Supplied passage:

= Helena Edlund =

Swedish professor

Helena Edlund is a Swedish professor and molecular biologist. She is a professor in Molecular Developmental Biology at Umeå University where she researches Type 2 diabetes and β-cell function. She is one of the founders, along with Thomas Edlund and Olof Karlsson, of the biopharmaceutical company Betagenon. Edlund was the recipient of the Minkowski Prize given by the European Association for the Study of Diabetes (EASD), and won the Eppendorf Prize. She is a member of the Royal Swedish Academy of Sciences.

== Life ==
Edlund received her Ph.D. from Umeå University in 1991. She began by studying chemistry, but soon moved into molecular biology, excited by a talk about DNA she attended. She is a professor in Molecular Developmental Biology at Umeå University where she researches pancreas function, Type 2 diabetes and β-cell function. She is one of the founders, along with Thomas Edlund and Olof Karlsson, of the biopharmaceutical company Betagenon.

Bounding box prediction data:
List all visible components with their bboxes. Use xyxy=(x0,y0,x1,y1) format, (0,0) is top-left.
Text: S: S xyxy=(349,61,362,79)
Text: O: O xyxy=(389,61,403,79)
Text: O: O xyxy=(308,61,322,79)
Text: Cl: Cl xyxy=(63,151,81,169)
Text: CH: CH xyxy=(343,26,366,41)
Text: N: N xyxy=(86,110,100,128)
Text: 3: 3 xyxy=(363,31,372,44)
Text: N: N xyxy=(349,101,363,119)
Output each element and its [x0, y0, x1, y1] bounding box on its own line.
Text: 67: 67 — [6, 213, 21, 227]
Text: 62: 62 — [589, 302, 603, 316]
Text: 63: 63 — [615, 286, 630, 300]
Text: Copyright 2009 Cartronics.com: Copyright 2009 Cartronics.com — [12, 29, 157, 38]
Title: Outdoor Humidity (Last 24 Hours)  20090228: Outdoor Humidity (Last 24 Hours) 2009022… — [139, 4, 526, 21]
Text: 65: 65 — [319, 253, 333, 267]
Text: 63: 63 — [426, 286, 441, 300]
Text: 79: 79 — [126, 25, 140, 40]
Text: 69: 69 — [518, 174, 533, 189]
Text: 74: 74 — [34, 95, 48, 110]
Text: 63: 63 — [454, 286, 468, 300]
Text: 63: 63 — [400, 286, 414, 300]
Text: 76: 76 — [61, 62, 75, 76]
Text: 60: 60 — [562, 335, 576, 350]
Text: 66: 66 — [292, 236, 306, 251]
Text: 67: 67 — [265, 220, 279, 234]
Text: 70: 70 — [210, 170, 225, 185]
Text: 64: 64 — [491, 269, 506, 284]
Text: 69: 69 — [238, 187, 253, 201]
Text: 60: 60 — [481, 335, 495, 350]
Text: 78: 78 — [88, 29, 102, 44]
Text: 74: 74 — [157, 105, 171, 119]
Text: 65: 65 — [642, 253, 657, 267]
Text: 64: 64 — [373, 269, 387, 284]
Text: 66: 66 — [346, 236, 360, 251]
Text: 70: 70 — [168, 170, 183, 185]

Apply what you read:
A. Decide whether each statement agrees with the passage on Helena Edlund, answering yes or no and quoting the words of the passage that settle it: (i) Edlund earned her Ph.D. at Umeå University in 1991; (ii) Edlund started out studying molecular biology; (iii) Edlund founded Betagenon on her own.
B. Carry the passage on Helena Edlund forward with the next part, beginning after its last sentence.
The rows are separate material, apart from the passage on Helena Edlund.

Per-task outputs:
A.
(i) Yes: "Edlund received her Ph.D. from Umeå University in 1991."
(ii) No: "She began by studying chemistry, but soon moved into molecular biology"
(iii) No: "She is one of the founders, along with Thomas Edlund and Olof Karlsson, of the biopharmaceutical company Betagenon."

B.
In 2000, Edlund was the recipient of the Minkowski Prize given by the European Association for the Study of Diabetes (EASD) for her work in factors controlling beta-cell identity and glucose homeostasis. She also won the Eppendorf Prize in 1997. She was a Wallenberg Scholar in 2010, and her grant was extended in 2016. Edlund is a member of the Royal Swedish Academy of Sciences. She has written numerous articles on beta cell differentiation, beta cell function, pancreatic development, and Type 2 diabetes, and more recently on the links between Type 2 diabetes and the plaques formed in Parkinson's disease and Alzheimers disease.